▶ [ИСХОДНЫЙ ТЕКСТ]:
((
Грина поначалу хотели использовать в БО для "акта" и отправили на "карантин" в Тверь, однако он отказался от яркой судьбы террориста-смертника. "Пребывая в карантине в полном покое, он разобрался в своих мыслях и чувствах, увидел, что убийство кого бы то ни было претит его натуре". Настаивать новые соратники не стали. Одним из краеугольных принципов Боевой организации была полная добровольность, идти в революцию и уж тем более жертвовать собой никто никого не принуждал, благо желающих было и без Грина достаточно. Тем не менее сама ситуация теракта была Грином душевно глубоко пережита и нашла отражение в нескольких его вещах, написанных вскоре после того, как он расплевался не только с эсеровским терроризмом, но и с самой партией социалистов-революционеров. Говоря шире, это была тема жизни-смерти, их странных взаимоотношений, противостояния и выбора героя, не случайно позднее в рассказе "Приключения Гинча" его повествователь скажет: "Три темы постоянно привлекают человеческое воображение, сливаясь в одной туманной перспективе, глубина ее блестит светом, полным неопределенной печали: "Смерть, жизнь и любовь"".
))
▶ [СОДЕРЖИМОЕ НАБОРА ДАННЫХ]:
((
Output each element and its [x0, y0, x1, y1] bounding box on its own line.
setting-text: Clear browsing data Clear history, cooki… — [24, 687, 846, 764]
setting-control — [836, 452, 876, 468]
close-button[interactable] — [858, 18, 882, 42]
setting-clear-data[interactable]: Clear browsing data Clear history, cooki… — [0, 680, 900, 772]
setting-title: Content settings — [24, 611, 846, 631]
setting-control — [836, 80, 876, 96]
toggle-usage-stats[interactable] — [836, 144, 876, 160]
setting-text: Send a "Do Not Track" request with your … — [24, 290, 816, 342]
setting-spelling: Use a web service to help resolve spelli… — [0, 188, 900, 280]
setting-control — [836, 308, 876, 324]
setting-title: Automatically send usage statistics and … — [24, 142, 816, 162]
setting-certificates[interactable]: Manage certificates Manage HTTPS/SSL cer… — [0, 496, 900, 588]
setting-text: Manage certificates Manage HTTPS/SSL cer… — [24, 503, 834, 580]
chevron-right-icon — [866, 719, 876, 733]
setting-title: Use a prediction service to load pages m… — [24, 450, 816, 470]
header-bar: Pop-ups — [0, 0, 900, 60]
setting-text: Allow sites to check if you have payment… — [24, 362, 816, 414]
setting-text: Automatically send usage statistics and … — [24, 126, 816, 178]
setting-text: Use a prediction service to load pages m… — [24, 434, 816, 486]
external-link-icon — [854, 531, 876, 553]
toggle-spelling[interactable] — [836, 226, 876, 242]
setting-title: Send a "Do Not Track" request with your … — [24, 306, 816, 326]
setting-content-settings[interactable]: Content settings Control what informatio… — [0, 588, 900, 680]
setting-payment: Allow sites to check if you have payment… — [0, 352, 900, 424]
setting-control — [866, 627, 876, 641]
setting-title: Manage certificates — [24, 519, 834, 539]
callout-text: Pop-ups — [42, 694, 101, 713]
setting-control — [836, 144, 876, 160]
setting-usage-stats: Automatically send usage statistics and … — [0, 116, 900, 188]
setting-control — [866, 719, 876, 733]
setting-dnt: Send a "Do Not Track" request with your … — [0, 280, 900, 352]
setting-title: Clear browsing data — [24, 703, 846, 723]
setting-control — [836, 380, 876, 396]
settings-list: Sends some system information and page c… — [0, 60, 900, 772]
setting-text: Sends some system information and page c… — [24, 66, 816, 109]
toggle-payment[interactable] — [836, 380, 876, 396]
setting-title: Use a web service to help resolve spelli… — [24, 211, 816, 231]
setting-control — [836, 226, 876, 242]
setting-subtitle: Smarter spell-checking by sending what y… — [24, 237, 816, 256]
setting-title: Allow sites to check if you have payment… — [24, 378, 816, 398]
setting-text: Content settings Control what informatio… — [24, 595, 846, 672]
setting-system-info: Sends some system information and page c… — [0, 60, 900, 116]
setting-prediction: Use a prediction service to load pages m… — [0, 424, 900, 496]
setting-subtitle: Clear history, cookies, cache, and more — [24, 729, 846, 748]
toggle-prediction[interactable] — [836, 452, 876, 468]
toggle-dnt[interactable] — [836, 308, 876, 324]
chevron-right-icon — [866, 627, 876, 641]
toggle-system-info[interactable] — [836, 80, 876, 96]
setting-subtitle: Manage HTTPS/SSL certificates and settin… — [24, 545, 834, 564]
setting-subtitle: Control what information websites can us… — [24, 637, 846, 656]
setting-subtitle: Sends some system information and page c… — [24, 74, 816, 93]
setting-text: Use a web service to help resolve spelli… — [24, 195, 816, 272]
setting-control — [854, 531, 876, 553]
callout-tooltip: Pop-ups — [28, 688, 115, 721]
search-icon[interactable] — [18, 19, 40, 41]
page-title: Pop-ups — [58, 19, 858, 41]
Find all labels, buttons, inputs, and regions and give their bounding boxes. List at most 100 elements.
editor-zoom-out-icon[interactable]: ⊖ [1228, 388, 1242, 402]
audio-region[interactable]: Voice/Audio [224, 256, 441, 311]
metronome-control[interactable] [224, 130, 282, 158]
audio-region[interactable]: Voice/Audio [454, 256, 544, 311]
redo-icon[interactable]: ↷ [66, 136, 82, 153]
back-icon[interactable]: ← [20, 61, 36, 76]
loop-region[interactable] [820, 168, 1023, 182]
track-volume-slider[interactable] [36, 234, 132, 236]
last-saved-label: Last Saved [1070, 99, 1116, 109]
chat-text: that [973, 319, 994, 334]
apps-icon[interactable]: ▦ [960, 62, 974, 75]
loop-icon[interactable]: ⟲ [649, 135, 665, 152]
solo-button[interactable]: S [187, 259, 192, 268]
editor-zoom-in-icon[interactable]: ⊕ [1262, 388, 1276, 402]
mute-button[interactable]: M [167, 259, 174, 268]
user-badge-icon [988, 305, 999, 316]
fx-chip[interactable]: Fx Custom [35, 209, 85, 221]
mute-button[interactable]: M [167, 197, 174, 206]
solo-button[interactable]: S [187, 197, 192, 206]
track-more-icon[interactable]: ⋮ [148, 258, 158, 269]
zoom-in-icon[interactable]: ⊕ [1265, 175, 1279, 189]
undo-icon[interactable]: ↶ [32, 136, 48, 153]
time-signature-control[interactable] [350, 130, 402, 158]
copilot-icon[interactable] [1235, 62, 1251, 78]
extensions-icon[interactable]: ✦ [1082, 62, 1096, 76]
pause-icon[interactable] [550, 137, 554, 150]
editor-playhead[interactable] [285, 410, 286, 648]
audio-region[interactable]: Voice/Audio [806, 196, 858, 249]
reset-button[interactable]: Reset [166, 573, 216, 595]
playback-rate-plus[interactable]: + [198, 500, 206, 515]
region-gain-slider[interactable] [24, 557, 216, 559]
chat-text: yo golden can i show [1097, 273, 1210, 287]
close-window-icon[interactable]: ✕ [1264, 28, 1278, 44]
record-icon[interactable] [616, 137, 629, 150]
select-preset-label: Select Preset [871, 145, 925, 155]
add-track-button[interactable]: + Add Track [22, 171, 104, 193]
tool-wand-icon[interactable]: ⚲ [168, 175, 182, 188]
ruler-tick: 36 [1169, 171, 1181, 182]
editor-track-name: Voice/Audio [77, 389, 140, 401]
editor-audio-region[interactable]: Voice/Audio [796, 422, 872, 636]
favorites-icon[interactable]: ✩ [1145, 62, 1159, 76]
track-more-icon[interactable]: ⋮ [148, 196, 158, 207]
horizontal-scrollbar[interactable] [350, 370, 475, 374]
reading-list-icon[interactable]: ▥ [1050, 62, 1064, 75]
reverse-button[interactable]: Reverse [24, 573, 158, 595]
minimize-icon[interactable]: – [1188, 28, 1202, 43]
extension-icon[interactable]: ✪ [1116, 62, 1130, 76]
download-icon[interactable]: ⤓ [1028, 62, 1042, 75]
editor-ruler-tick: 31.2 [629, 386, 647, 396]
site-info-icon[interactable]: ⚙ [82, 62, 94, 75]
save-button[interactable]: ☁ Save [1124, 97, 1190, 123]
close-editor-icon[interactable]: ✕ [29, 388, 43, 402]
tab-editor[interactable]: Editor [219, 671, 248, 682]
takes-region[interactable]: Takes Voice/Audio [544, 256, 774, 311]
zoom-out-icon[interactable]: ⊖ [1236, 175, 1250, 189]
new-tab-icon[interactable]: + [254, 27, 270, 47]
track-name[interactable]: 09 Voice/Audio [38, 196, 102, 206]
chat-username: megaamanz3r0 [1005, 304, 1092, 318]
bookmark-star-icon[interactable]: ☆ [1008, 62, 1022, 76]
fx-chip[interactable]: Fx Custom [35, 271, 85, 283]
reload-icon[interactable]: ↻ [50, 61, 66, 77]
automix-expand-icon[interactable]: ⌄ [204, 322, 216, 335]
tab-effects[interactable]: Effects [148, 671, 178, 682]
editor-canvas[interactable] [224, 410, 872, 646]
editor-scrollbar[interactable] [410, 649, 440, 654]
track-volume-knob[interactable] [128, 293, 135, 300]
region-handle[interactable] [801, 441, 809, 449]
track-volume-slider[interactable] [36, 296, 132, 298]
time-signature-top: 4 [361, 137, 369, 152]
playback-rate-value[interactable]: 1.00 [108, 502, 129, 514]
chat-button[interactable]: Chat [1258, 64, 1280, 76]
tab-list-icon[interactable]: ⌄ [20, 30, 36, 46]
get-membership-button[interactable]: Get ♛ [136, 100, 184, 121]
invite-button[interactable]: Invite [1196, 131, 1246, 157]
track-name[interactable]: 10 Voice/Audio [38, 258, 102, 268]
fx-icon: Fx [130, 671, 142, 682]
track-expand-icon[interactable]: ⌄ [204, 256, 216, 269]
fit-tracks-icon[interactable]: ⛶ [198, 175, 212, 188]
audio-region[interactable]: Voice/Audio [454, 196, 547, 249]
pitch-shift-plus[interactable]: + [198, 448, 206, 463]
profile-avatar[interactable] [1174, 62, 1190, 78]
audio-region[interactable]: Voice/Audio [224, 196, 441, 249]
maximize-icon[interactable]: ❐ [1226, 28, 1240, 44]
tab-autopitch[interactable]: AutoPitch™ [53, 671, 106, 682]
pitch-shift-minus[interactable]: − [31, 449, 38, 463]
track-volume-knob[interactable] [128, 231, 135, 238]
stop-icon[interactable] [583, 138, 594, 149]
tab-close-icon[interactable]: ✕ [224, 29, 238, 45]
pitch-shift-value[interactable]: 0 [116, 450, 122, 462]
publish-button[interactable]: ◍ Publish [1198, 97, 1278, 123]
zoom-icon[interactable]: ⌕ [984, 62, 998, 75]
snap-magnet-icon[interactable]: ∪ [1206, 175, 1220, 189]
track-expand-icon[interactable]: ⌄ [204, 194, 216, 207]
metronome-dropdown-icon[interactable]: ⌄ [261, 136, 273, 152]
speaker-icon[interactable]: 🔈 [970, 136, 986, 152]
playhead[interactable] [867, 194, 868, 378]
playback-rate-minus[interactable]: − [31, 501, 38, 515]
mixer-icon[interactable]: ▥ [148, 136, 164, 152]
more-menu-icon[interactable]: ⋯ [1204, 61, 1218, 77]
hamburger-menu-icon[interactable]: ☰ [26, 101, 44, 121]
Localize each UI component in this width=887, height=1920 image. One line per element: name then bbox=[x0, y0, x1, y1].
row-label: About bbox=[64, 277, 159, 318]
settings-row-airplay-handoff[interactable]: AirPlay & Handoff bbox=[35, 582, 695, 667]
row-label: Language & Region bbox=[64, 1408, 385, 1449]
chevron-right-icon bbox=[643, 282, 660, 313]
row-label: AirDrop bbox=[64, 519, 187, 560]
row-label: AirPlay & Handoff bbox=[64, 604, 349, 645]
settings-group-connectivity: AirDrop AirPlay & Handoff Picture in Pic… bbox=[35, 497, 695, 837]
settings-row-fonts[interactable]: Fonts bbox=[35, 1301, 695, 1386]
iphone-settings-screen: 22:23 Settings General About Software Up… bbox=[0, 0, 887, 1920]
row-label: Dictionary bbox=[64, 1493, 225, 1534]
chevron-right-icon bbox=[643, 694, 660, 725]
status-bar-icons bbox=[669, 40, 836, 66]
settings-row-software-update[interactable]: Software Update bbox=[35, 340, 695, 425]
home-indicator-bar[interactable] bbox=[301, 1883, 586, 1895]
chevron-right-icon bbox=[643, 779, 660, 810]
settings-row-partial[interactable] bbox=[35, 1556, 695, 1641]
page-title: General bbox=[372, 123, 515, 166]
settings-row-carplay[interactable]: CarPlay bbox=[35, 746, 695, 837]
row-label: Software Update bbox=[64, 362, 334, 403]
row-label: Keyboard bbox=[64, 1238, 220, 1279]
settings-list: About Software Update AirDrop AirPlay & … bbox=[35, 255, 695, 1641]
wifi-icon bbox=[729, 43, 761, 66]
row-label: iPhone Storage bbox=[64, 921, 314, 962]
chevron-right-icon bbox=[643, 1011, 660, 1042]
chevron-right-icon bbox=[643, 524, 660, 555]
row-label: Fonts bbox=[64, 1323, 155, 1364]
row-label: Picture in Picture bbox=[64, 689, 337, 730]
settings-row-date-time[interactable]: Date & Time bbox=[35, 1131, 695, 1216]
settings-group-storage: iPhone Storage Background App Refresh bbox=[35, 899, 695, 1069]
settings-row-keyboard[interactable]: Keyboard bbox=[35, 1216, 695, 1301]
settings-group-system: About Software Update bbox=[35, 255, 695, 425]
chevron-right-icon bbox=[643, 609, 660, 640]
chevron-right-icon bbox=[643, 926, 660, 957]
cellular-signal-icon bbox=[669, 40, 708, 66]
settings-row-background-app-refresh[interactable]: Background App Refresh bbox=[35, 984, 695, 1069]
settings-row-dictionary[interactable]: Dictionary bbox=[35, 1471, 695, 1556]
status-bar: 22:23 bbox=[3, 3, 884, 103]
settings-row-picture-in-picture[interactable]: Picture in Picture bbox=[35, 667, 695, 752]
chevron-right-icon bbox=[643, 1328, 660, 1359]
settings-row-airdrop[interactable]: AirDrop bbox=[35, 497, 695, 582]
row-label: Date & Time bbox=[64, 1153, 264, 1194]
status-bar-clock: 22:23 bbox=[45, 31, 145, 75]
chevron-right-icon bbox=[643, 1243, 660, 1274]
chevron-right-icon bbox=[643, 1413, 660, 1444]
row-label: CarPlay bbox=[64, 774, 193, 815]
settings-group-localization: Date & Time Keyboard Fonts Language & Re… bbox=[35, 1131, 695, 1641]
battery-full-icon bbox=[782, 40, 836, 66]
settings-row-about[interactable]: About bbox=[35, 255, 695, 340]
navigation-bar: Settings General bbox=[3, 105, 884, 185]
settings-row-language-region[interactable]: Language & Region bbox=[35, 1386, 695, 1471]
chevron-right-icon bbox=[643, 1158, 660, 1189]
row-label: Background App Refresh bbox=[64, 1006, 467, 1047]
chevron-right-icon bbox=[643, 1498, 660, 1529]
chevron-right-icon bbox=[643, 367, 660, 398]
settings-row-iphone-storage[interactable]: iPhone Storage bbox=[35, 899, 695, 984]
))
▶ [ЧТО НУЖНО СДЕЛАТЬ]:
**A)** Ответьте по тексту о Грине на три вопроса. Каждый ответ дайте с новой строки и пометьте так же, как вопрос.
(i) В какой город Грина отправили на «карантин»?
(ii) Какой принцип назван одним из краеугольных принципов Боевой организации?
(iii) В каком рассказе повествователь называет три темы, которые постоянно привлекают человеческое воображение, и что это за темы?
**B)** Почему, согласно тексту о Грине, новые соратники не стали настаивать на его участии в «акте»? Ответьте в одном–трёх предложениях.
**C)** Продолжите текст о Грине и эсеровском терроре, начав сразу после его последнего предложения.

▶ [ПОЛУЧЕННЫЕ ОТВЕТЫ]:
**A)**
(i) В Тверь.
(ii) Полная добровольность.
(iii) В рассказе «Приключения Гинча»; это смерть, жизнь и любовь.

**B)** Одним из краеугольных принципов Боевой организации была полная добровольность: никто никого не принуждал идти в революцию и тем более жертвовать собой. Кроме того, желающих было достаточно и без Грина.

**C)**
Такая последовательность неслучайна. Грин начал со смерти и с тех, кто ей служит. Он изначально уловил в терроре самое важное – не социальный протест и не крайнее средство политической борьбы, а подсознательное патологическое нежелание жить, борьбу любви и ненависти к жизни в человеческой душе, поражение одного чувства и победу другого и – как следствие – стремление убивать себя и других. Увидел – и от этого призрака отшатнулся, но успел его запомнить и запечатлеть.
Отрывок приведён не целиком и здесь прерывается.